## BEGIN

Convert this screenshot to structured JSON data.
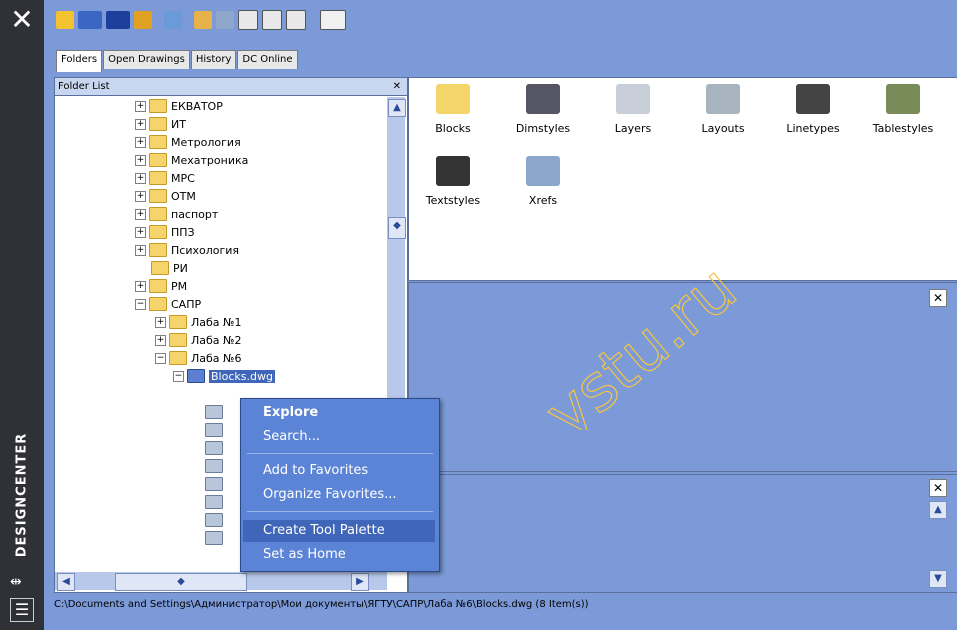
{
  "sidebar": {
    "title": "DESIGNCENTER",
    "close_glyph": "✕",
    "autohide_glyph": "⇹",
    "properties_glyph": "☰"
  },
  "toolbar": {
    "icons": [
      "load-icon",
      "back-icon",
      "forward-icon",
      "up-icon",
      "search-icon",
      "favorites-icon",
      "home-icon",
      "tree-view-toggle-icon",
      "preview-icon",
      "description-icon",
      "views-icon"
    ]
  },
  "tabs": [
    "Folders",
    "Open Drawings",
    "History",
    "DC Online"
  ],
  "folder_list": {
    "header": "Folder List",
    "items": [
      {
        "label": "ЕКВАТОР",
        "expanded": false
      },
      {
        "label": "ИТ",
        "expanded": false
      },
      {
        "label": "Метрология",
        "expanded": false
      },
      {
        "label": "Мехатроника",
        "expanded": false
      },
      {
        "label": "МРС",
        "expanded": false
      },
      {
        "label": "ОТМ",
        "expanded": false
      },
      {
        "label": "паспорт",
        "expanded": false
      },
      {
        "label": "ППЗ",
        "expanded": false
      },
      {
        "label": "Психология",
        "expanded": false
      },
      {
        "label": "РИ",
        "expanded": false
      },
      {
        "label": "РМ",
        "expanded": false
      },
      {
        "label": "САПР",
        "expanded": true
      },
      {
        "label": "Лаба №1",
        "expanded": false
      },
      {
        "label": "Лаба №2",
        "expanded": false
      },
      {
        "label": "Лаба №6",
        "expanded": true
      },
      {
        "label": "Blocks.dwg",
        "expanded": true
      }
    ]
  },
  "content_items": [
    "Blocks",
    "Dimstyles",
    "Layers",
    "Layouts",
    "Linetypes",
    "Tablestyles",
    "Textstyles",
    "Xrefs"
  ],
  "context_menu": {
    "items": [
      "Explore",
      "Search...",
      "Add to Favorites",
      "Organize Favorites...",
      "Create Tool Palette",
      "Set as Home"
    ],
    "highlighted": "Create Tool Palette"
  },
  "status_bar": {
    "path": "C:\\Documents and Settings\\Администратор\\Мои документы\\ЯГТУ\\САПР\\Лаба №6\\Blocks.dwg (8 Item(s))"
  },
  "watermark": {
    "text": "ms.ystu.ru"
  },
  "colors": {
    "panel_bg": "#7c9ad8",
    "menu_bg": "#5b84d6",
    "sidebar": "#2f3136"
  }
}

## END
## BEGIN

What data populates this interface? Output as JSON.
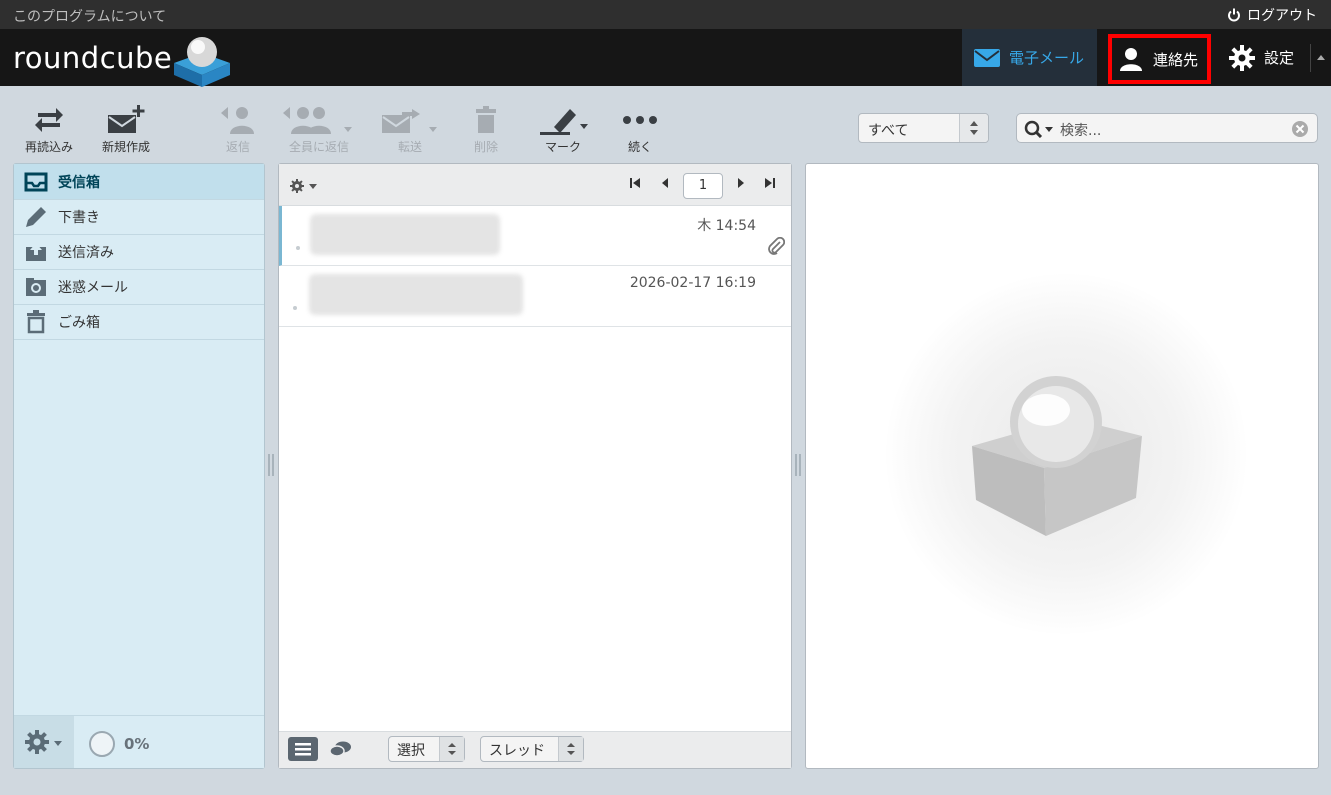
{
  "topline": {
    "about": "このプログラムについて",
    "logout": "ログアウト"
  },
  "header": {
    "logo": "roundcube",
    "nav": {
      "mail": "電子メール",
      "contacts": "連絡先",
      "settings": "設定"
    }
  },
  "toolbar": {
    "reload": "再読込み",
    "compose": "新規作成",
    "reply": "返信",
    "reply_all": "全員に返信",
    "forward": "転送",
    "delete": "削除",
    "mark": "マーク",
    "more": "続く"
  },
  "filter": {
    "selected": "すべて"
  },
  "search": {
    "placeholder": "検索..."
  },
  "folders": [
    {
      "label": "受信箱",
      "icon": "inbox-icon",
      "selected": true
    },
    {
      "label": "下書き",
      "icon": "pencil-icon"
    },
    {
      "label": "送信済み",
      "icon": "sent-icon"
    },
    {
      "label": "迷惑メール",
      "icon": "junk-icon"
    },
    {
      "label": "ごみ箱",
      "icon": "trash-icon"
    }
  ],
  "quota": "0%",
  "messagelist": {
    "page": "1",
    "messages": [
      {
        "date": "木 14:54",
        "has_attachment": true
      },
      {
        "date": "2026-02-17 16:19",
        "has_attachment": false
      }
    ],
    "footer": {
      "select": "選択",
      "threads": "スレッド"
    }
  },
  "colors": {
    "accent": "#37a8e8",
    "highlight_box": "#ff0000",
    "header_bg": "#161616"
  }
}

## END

GOAL
Check each line of the records above for the string "Create", and report every line that has it.

WRITTEN RESPONSE
      "Create Tool Palette",
    "highlighted": "Create Tool Palette"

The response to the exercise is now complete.